▶ _Short exercise_
Copy out every one of the lines below character for character, but leave the picture out of your copy.

--- Start Extracted material ---

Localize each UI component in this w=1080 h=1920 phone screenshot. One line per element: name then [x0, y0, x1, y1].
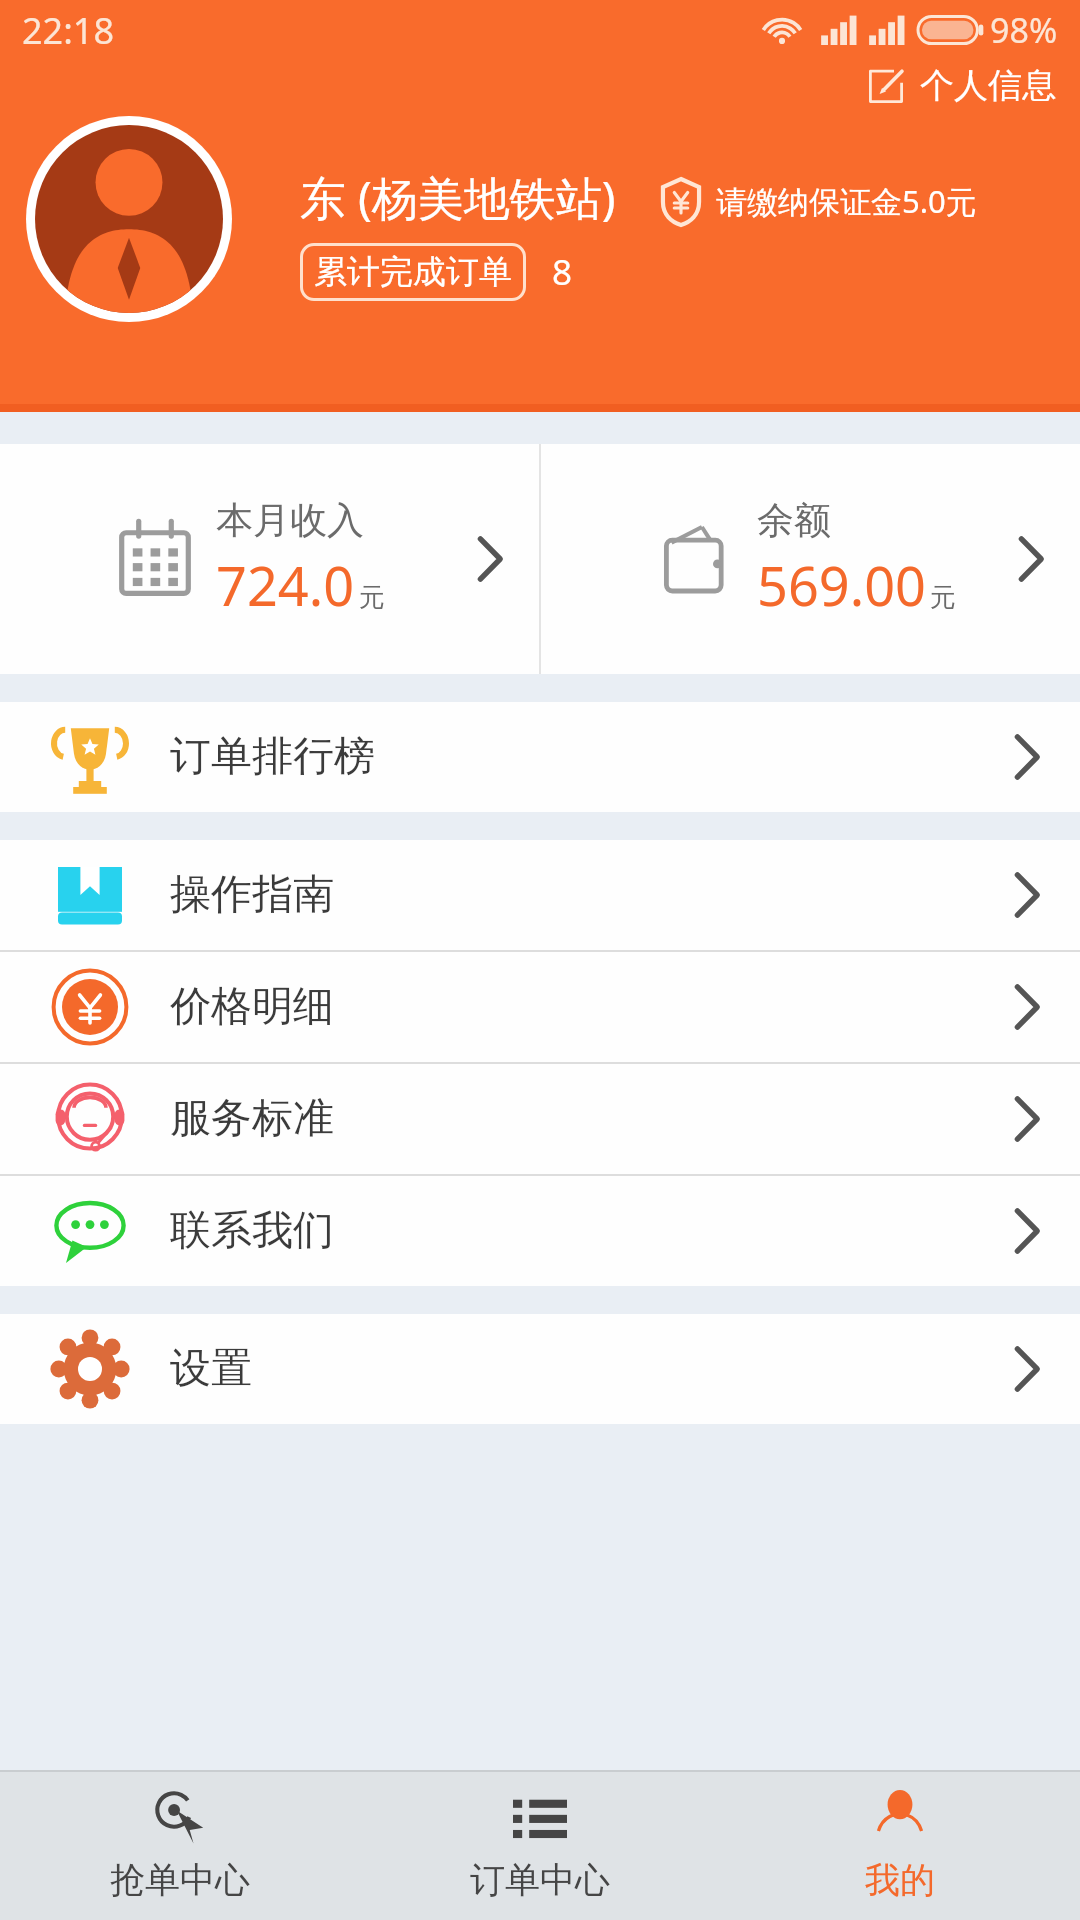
- staticText: 订单排行榜: [170, 731, 375, 783]
- button[interactable]: 个人信息: [858, 56, 1064, 115]
- staticText: 抢单中心: [110, 1858, 250, 1902]
- staticText: 订单中心: [470, 1858, 610, 1902]
- button[interactable]: 请缴纳保证金5.0元: [660, 176, 977, 226]
- button[interactable]: 操作指南: [0, 840, 1080, 950]
- button[interactable]: 余额: [541, 444, 1080, 674]
- button[interactable]: 设置: [0, 1314, 1080, 1424]
- staticText: 8: [552, 248, 573, 296]
- staticText: 东 (杨美地铁站): [300, 166, 616, 229]
- staticText: 569.00: [757, 548, 926, 622]
- staticText: 724.0: [216, 548, 355, 622]
- staticText: 联系我们: [170, 1205, 334, 1257]
- staticText: 余额: [757, 497, 831, 544]
- button[interactable]: 联系我们: [0, 1176, 1080, 1286]
- staticText: 价格明细: [170, 981, 334, 1033]
- staticText: 元: [359, 581, 385, 614]
- staticText: 服务标准: [170, 1093, 334, 1145]
- staticText: 98%: [990, 7, 1058, 53]
- button[interactable]: 本月收入: [0, 444, 539, 674]
- staticText: 元: [930, 581, 956, 614]
- button[interactable]: 我的: [720, 1772, 1080, 1920]
- button[interactable]: 订单排行榜: [0, 702, 1080, 812]
- staticText: 累计完成订单: [314, 251, 512, 293]
- staticText: 设置: [170, 1343, 252, 1395]
- button[interactable]: 抢单中心: [0, 1772, 360, 1920]
- staticText: 我的: [865, 1858, 935, 1902]
- staticText: 操作指南: [170, 869, 334, 921]
- button[interactable]: 服务标准: [0, 1064, 1080, 1174]
- staticText: 请缴纳保证金5.0元: [716, 180, 977, 222]
- staticText: 22:18: [22, 6, 115, 55]
- other: 我的: [873, 1790, 927, 1844]
- button[interactable]: 订单中心: [360, 1772, 720, 1920]
- button[interactable]: 价格明细: [0, 952, 1080, 1062]
- other: 订单中心: [513, 1790, 567, 1844]
- staticText: 个人信息: [920, 64, 1056, 107]
- button[interactable]: 头像: [35, 125, 223, 313]
- other: 抢单中心: [153, 1790, 207, 1844]
- staticText: 本月收入: [216, 497, 364, 544]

--- End Extracted material ---

▶ _Written response_
Localize each UI component in this w=1080 h=1920 phone screenshot. One line per element: name then [x0, y0, x1, y1].
- staticText: 订单排行榜: [170, 731, 375, 783]
- button[interactable]: 个人信息: [858, 56, 1064, 115]
- staticText: 抢单中心: [110, 1858, 250, 1902]
- staticText: 订单中心: [470, 1858, 610, 1902]
- button[interactable]: 请缴纳保证金5.0元: [660, 176, 977, 226]
- button[interactable]: 操作指南: [0, 840, 1080, 950]
- button[interactable]: 余额: [541, 444, 1080, 674]
- button[interactable]: 设置: [0, 1314, 1080, 1424]
- staticText: 8: [552, 248, 573, 296]
- staticText: 东 (杨美地铁站): [300, 166, 616, 229]
- staticText: 569.00: [757, 548, 926, 622]
- staticText: 724.0: [216, 548, 355, 622]
- staticText: 联系我们: [170, 1205, 334, 1257]
- staticText: 余额: [757, 497, 831, 544]
- button[interactable]: 联系我们: [0, 1176, 1080, 1286]
- staticText: 价格明细: [170, 981, 334, 1033]
- staticText: 元: [359, 581, 385, 614]
- staticText: 服务标准: [170, 1093, 334, 1145]
- staticText: 98%: [990, 7, 1058, 53]
- button[interactable]: 本月收入: [0, 444, 539, 674]
- staticText: 元: [930, 581, 956, 614]
- button[interactable]: 我的: [720, 1772, 1080, 1920]
- button[interactable]: 订单排行榜: [0, 702, 1080, 812]
- staticText: 累计完成订单: [314, 251, 512, 293]
- staticText: 设置: [170, 1343, 252, 1395]
- button[interactable]: 抢单中心: [0, 1772, 360, 1920]
- staticText: 我的: [865, 1858, 935, 1902]
- staticText: 操作指南: [170, 869, 334, 921]
- button[interactable]: 服务标准: [0, 1064, 1080, 1174]
- staticText: 请缴纳保证金5.0元: [716, 180, 977, 222]
- staticText: 22:18: [22, 6, 115, 55]
- other: 我的: [873, 1790, 927, 1844]
- button[interactable]: 订单中心: [360, 1772, 720, 1920]
- button[interactable]: 价格明细: [0, 952, 1080, 1062]
- other: 订单中心: [513, 1790, 567, 1844]
- staticText: 个人信息: [920, 64, 1056, 107]
- button[interactable]: 头像: [35, 125, 223, 313]
- other: 抢单中心: [153, 1790, 207, 1844]
- staticText: 本月收入: [216, 497, 364, 544]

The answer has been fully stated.